[BEGIN GIVEN INFORMATION]
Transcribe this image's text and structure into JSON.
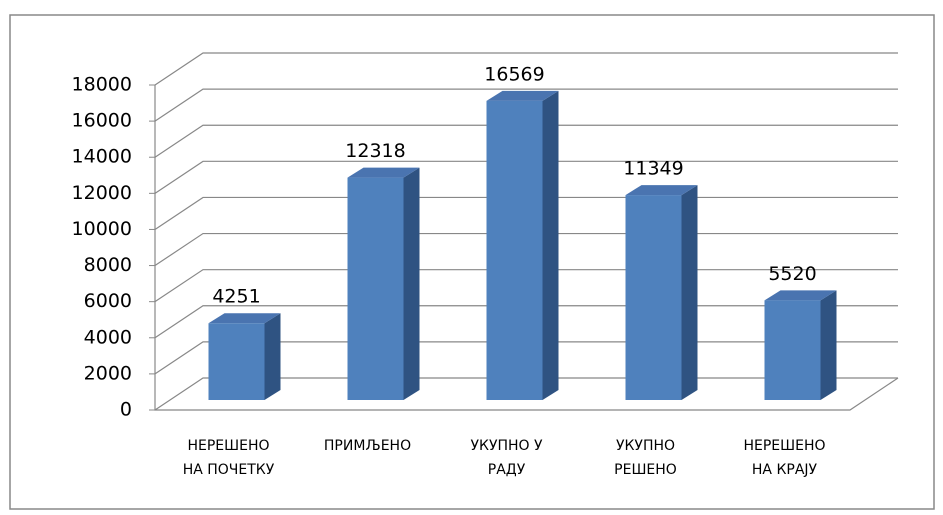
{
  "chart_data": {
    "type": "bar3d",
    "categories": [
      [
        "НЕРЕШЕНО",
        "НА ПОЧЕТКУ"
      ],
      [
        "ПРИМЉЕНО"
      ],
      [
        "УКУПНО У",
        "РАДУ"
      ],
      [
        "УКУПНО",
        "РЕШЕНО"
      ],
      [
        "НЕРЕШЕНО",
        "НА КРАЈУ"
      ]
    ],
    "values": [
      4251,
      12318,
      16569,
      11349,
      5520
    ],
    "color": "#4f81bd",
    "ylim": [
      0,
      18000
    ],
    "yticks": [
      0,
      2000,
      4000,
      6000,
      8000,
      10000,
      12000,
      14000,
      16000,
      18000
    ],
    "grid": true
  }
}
[END GIVEN INFORMATION]
THE EXERCISE —
Quote the material word for word, dropping any images it holds.

TASK SOLUTION —
Transcribe this image's text and structure into JSON.
{
  "chart_data": {
    "type": "bar3d",
    "categories": [
      [
        "НЕРЕШЕНО",
        "НА ПОЧЕТКУ"
      ],
      [
        "ПРИМЉЕНО"
      ],
      [
        "УКУПНО У",
        "РАДУ"
      ],
      [
        "УКУПНО",
        "РЕШЕНО"
      ],
      [
        "НЕРЕШЕНО",
        "НА КРАЈУ"
      ]
    ],
    "values": [
      4251,
      12318,
      16569,
      11349,
      5520
    ],
    "color": "#4f81bd",
    "ylim": [
      0,
      18000
    ],
    "yticks": [
      0,
      2000,
      4000,
      6000,
      8000,
      10000,
      12000,
      14000,
      16000,
      18000
    ],
    "grid": true
  }
}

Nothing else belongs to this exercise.